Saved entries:
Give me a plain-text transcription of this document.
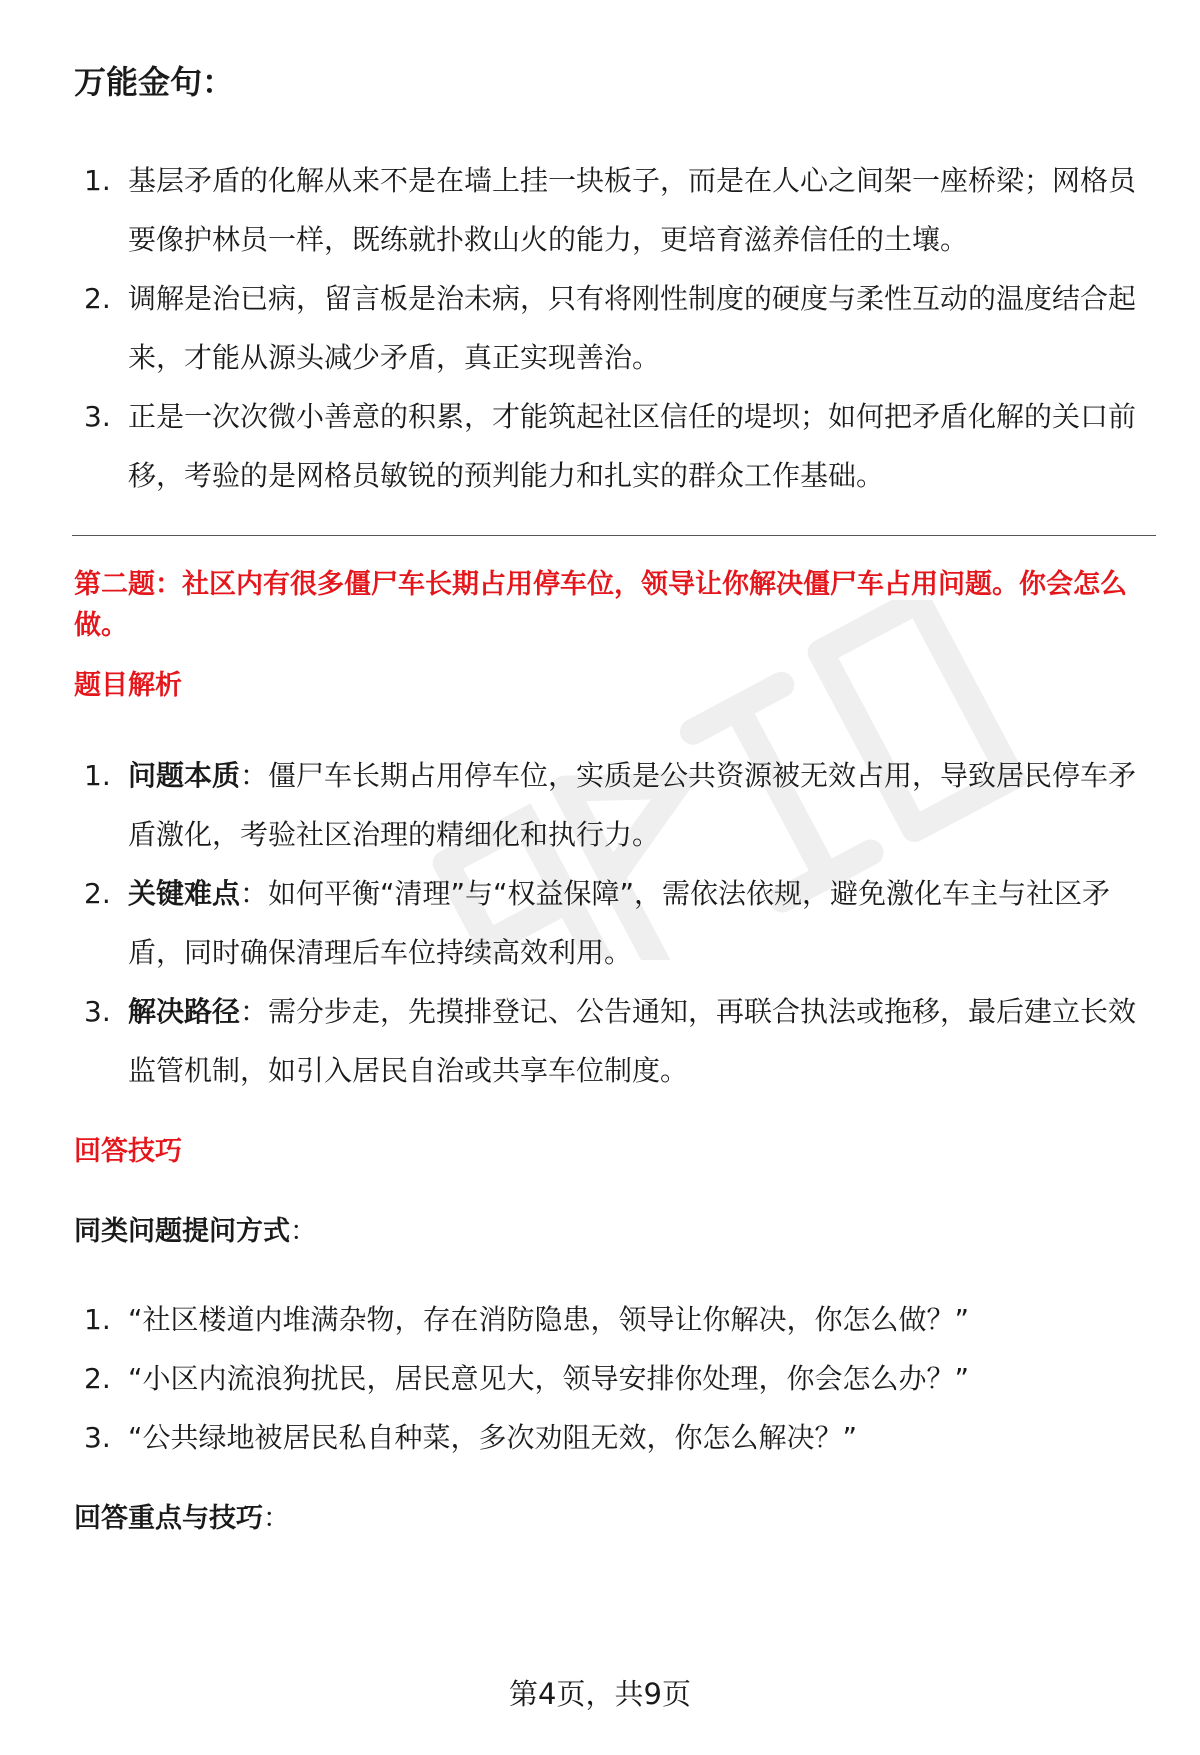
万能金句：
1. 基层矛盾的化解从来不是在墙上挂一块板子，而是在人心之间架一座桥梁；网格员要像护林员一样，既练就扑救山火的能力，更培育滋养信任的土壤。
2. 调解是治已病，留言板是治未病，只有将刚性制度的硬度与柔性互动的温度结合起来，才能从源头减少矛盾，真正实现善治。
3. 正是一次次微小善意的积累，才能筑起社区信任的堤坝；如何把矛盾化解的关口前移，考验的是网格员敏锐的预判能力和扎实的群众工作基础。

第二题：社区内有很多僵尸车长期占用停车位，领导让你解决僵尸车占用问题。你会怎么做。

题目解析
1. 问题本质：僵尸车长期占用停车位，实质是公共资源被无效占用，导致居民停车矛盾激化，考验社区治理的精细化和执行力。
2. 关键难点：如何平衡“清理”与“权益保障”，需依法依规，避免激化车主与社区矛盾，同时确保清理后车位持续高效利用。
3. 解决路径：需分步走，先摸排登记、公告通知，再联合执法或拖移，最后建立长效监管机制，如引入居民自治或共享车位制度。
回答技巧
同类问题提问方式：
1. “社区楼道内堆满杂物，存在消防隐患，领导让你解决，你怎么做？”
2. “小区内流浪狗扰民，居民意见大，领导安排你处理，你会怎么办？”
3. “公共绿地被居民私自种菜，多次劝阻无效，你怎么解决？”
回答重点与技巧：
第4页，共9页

## What the exercise asks
Give an exact copy of the material, leaving out every picture.

## Correct response
Give me a plain-text transcription of this document.
万能金句：
1. 基层矛盾的化解从来不是在墙上挂一块板子，而是在人心之间架一座桥梁；网格员要像护林员一样，既练就扑救山火的能力，更培育滋养信任的土壤。
2. 调解是治已病，留言板是治未病，只有将刚性制度的硬度与柔性互动的温度结合起来，才能从源头减少矛盾，真正实现善治。
3. 正是一次次微小善意的积累，才能筑起社区信任的堤坝；如何把矛盾化解的关口前移，考验的是网格员敏锐的预判能力和扎实的群众工作基础。

第二题：社区内有很多僵尸车长期占用停车位，领导让你解决僵尸车占用问题。你会怎么做。

题目解析
1. 问题本质：僵尸车长期占用停车位，实质是公共资源被无效占用，导致居民停车矛盾激化，考验社区治理的精细化和执行力。
2. 关键难点：如何平衡“清理”与“权益保障”，需依法依规，避免激化车主与社区矛盾，同时确保清理后车位持续高效利用。
3. 解决路径：需分步走，先摸排登记、公告通知，再联合执法或拖移，最后建立长效监管机制，如引入居民自治或共享车位制度。
回答技巧
同类问题提问方式：
1. “社区楼道内堆满杂物，存在消防隐患，领导让你解决，你怎么做？”
2. “小区内流浪狗扰民，居民意见大，领导安排你处理，你会怎么办？”
3. “公共绿地被居民私自种菜，多次劝阻无效，你怎么解决？”
回答重点与技巧：
第4页，共9页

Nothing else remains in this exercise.